» Exercise:
Below are some records: retype them all exactly, but not the pictures.

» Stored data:
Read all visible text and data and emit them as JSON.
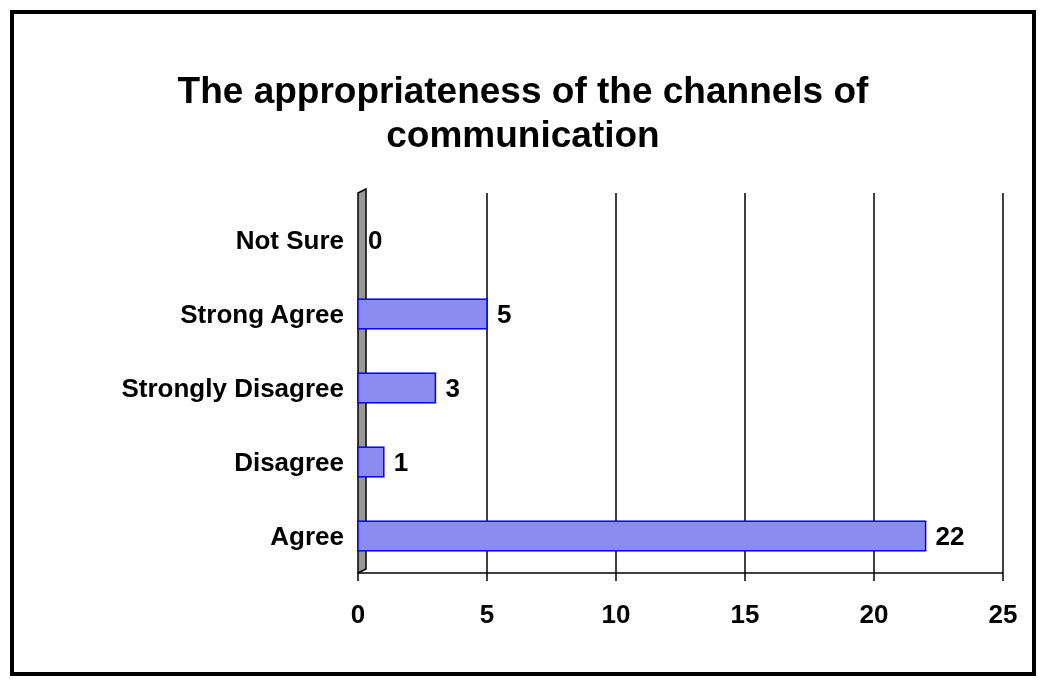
{
  "chart_data": {
    "type": "bar",
    "title": "The appropriateness of the channels of communication",
    "orientation": "horizontal",
    "categories": [
      "Not Sure",
      "Strong Agree",
      "Strongly Disagree",
      "Disagree",
      "Agree"
    ],
    "values": [
      0,
      5,
      3,
      1,
      22
    ],
    "color": "#8c8cf0",
    "xlim": [
      0,
      25
    ],
    "xticks": [
      0,
      5,
      10,
      15,
      20,
      25
    ],
    "grid": "x",
    "data_labels": true
  }
}
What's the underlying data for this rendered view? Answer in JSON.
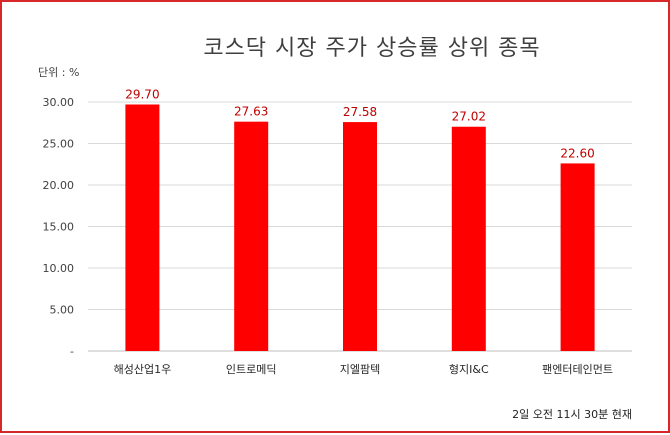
{
  "chart_data": {
    "type": "bar",
    "title": "코스닥 시장 주가 상승률 상위 종목",
    "unit_label": "단위 : %",
    "note": "2일 오전 11시 30분 현재",
    "categories": [
      "해성산업1우",
      "인트로메딕",
      "지엘팜텍",
      "형지I&C",
      "팬엔터테인먼트"
    ],
    "values": [
      29.7,
      27.63,
      27.58,
      27.02,
      22.6
    ],
    "data_labels": [
      "29.70",
      "27.63",
      "27.58",
      "27.02",
      "22.60"
    ],
    "y_ticks": [
      {
        "value": 0,
        "label": "-"
      },
      {
        "value": 5,
        "label": "5.00"
      },
      {
        "value": 10,
        "label": "10.00"
      },
      {
        "value": 15,
        "label": "15.00"
      },
      {
        "value": 20,
        "label": "20.00"
      },
      {
        "value": 25,
        "label": "25.00"
      },
      {
        "value": 30,
        "label": "30.00"
      }
    ],
    "ylim": [
      0,
      30
    ],
    "grid": true,
    "bar_color": "#ff0000",
    "label_color": "#c00000",
    "frame_color": "#d62828"
  }
}
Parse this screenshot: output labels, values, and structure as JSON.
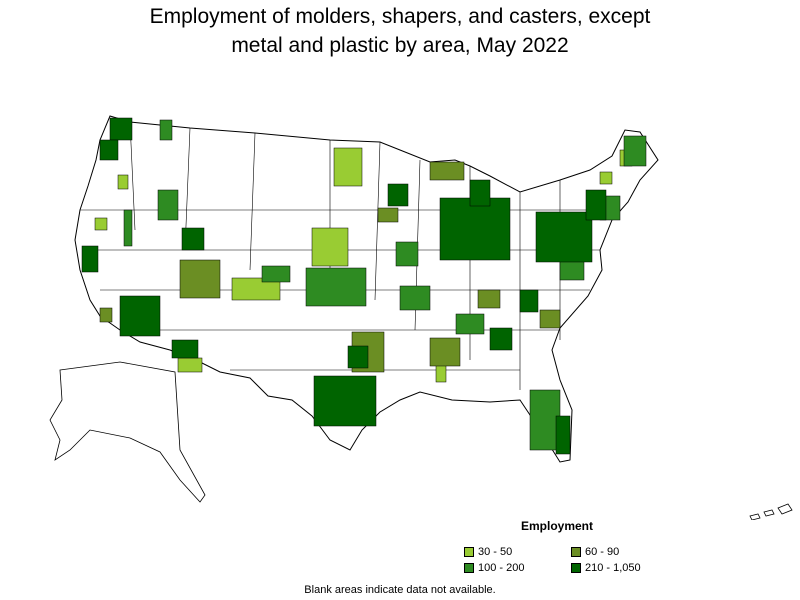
{
  "title_line1": "Employment of molders, shapers, and casters, except",
  "title_line2": "metal and plastic by area, May 2022",
  "legend": {
    "title": "Employment",
    "items": [
      {
        "label": "30 - 50",
        "color": "#99cc33"
      },
      {
        "label": "60 - 90",
        "color": "#6b8e23"
      },
      {
        "label": "100 - 200",
        "color": "#2e8b22"
      },
      {
        "label": "210 - 1,050",
        "color": "#006400"
      }
    ]
  },
  "footnote": "Blank areas indicate data not available.",
  "colors": {
    "blank": "#ffffff",
    "border": "#000000"
  }
}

» Solution for this task:
Read all visible text and data and emit them as JSON.
{
  "chart_data": {
    "type": "bar",
    "title": "The appropriateness of the channels of communication",
    "orientation": "horizontal",
    "categories": [
      "Not Sure",
      "Strong Agree",
      "Strongly Disagree",
      "Disagree",
      "Agree"
    ],
    "values": [
      0,
      5,
      3,
      1,
      22
    ],
    "color": "#8c8cf0",
    "xlim": [
      0,
      25
    ],
    "xticks": [
      0,
      5,
      10,
      15,
      20,
      25
    ],
    "grid": "x",
    "data_labels": true
  }
}
What's the underlying data for this rendered view? Answer in JSON.
{
  "chart_data": {
    "type": "bar",
    "title": "코스닥 시장 주가 상승률 상위 종목",
    "unit_label": "단위 : %",
    "note": "2일 오전 11시 30분 현재",
    "categories": [
      "해성산업1우",
      "인트로메딕",
      "지엘팜텍",
      "형지I&C",
      "팬엔터테인먼트"
    ],
    "values": [
      29.7,
      27.63,
      27.58,
      27.02,
      22.6
    ],
    "data_labels": [
      "29.70",
      "27.63",
      "27.58",
      "27.02",
      "22.60"
    ],
    "y_ticks": [
      {
        "value": 0,
        "label": "-"
      },
      {
        "value": 5,
        "label": "5.00"
      },
      {
        "value": 10,
        "label": "10.00"
      },
      {
        "value": 15,
        "label": "15.00"
      },
      {
        "value": 20,
        "label": "20.00"
      },
      {
        "value": 25,
        "label": "25.00"
      },
      {
        "value": 30,
        "label": "30.00"
      }
    ],
    "ylim": [
      0,
      30
    ],
    "grid": true,
    "bar_color": "#ff0000",
    "label_color": "#c00000",
    "frame_color": "#d62828"
  }
}
Parse this screenshot: output labels, values, and structure as JSON.
{
  "title_line1": "Employment of molders, shapers, and casters, except",
  "title_line2": "metal and plastic by area, May 2022",
  "legend": {
    "title": "Employment",
    "items": [
      {
        "label": "30 - 50",
        "color": "#99cc33"
      },
      {
        "label": "60 - 90",
        "color": "#6b8e23"
      },
      {
        "label": "100 - 200",
        "color": "#2e8b22"
      },
      {
        "label": "210 - 1,050",
        "color": "#006400"
      }
    ]
  },
  "footnote": "Blank areas indicate data not available.",
  "colors": {
    "blank": "#ffffff",
    "border": "#000000"
  }
}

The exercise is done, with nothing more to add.